→ TASKS TO CARRY OUT:
• A. Reproduce the part of the blog excerpt starting at "I am working" and ending at "to do more.".
• B. Which versions of Windows does the blog excerpt say support SMB?

→ EXTRACT PROVIDED:
[Start of section]

I am working on a rebuild of my links page. The new and improved would provide better classifying of the links, seeing all links or just subsets, having the ability to turn on descriptions, and adding categories (hmmm like Apple or Mac).

I really would like XP Home to have Samba (SMB) as the Apple documentation on using SMB to network machines and share drives is very solid. XP Home does not have SMB capability. If anybody knows a way to build it in plese e-mail me (comments being turned on this month or next month).

SMB is an open source networking tool that is supported on most operating systems. Windows 2000 and XP Professional support SMB. I should have learned my lesson and never by consumer grade software or hardware as I am always wanting to do more.

This MacSlash posts tries to answer networking OS X and Windows XP boxes, this will be a task I will soon try and tackle. My only issue is I was a sucker and only bought the XP for Home, which seems to lack the ability to build a home network with anything but a Windows machine (even this is fussy). I must only know the aberrant households, but most of the people I know with home networks are connecting Mac, Linux, and Windows machines (mostly Mac and Windows). Microsoft seems to have a different understanding of home than the people I know, but then again they are not average families as they don't have 2.3 children, they have children in whole numbers.
January 1, 2002

New Year's resolutions? I don't do resolutions at New Years. Resolutions I reserve as a term for images. I collected too many bad habits years ago and waiting for one special day to dump them was sorely unproductive and left me feeling like I was not succeeding. Now I try to make positive corrections as I find need for them. Oh yes and being married, as my wife Joy finds need for corrections for me (some of these I may revive as New Year's resolutions next year, shhh, don't tell Joy. This is your and my little secret).

The folks at Digital Web - new have been busy finding the few new items over the past few weeks. It is always good to keep your eye on the DW-new page every day or two as it covers a broad spectrum of Web/Internet design and development issues. It is good to have Nick back and manning the daily post again as this means vacation is over.

Okay, I stopped using an Apple computer on a regular basis more than 10 years ago. I have followed their news, progress, and trade shows with a side view as they seemed to have their finger on the pulse the last few years. Now I am really waiting for the MacWorld Conference and Expo beginning January 7th. There has always been hype around the big shows, but I will be an Apple owner soon, so I have a vested interest.

There is nothing like starting the New Year coding a time rollover code to pull the current information out of your weblog. This means I now have fully functioning code for month and year change overs in my personally built weblog tool. This also means I still love PHP more than any other scritping/Web coding language.

It is getting to be time to pull the code out of the PHP templates and make it more modular/object based. The site is built on a handful of templates that reuse about 75% of the same code to build the pages. From this stage it is time to pull out classes and functions and have each page point to the proper elements. This enables me (or who everelse is getting this code) to be able to make modifications in one place rather than many.

Why modular/object-based? This is how the world works. This is how things are done efficiently. This is the non-foolish way of building applications. (Looks like I am starting this year on a testy note).

[End of section]

→ DATASET ENTRIES:
[Start of section]

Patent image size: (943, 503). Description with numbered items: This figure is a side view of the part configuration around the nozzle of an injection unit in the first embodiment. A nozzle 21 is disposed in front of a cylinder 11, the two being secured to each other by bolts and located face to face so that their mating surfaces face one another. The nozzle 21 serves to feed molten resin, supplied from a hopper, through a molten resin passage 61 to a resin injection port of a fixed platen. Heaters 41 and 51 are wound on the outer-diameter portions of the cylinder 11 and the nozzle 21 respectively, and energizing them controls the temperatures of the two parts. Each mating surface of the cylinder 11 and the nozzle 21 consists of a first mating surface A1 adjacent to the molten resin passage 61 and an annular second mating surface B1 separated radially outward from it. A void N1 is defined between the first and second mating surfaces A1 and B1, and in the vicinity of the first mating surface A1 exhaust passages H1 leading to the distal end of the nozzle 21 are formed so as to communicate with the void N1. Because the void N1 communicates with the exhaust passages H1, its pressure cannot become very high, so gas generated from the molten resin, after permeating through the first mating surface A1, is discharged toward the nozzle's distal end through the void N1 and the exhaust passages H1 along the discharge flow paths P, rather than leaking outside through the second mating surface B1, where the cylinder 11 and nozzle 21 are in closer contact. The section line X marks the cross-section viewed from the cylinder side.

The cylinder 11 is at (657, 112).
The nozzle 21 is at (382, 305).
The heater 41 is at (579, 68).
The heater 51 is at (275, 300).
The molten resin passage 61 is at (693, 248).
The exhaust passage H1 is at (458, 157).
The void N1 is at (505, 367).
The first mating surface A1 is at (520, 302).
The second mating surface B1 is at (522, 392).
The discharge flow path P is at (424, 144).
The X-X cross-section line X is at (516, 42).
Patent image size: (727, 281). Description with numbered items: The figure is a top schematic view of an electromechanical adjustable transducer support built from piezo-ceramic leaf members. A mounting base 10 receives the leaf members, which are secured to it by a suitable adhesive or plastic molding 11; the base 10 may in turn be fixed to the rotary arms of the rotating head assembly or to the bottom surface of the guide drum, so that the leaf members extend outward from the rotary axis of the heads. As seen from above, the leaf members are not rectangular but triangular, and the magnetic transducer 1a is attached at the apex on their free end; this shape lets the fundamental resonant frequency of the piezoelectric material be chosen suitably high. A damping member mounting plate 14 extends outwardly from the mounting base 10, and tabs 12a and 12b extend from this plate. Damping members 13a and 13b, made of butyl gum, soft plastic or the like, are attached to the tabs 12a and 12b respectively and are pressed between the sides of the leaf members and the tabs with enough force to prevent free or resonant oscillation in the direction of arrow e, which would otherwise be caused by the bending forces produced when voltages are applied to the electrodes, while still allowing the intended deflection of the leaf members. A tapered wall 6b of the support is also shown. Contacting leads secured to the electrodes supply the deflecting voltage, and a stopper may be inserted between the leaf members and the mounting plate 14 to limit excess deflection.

[End of section]

→ ANSWER SET:
• A.
I am working on a rebuild of my links page. The new and improved would provide better classifying of the links, seeing all links or just subsets, having the ability to turn on descriptions, and adding categories (hmmm like Apple or Mac).

I really would like XP Home to have Samba (SMB) as the Apple documentation on using SMB to network machines and share drives is very solid. XP Home does not have SMB capability. If anybody knows a way to build it in plese e-mail me (comments being turned on this month or next month).

SMB is an open source networking tool that is supported on most operating systems. Windows 2000 and XP Professional support SMB. I should have learned my lesson and never by consumer grade software or hardware as I am always wanting to do more.

• B. Windows 2000 and XP Professional.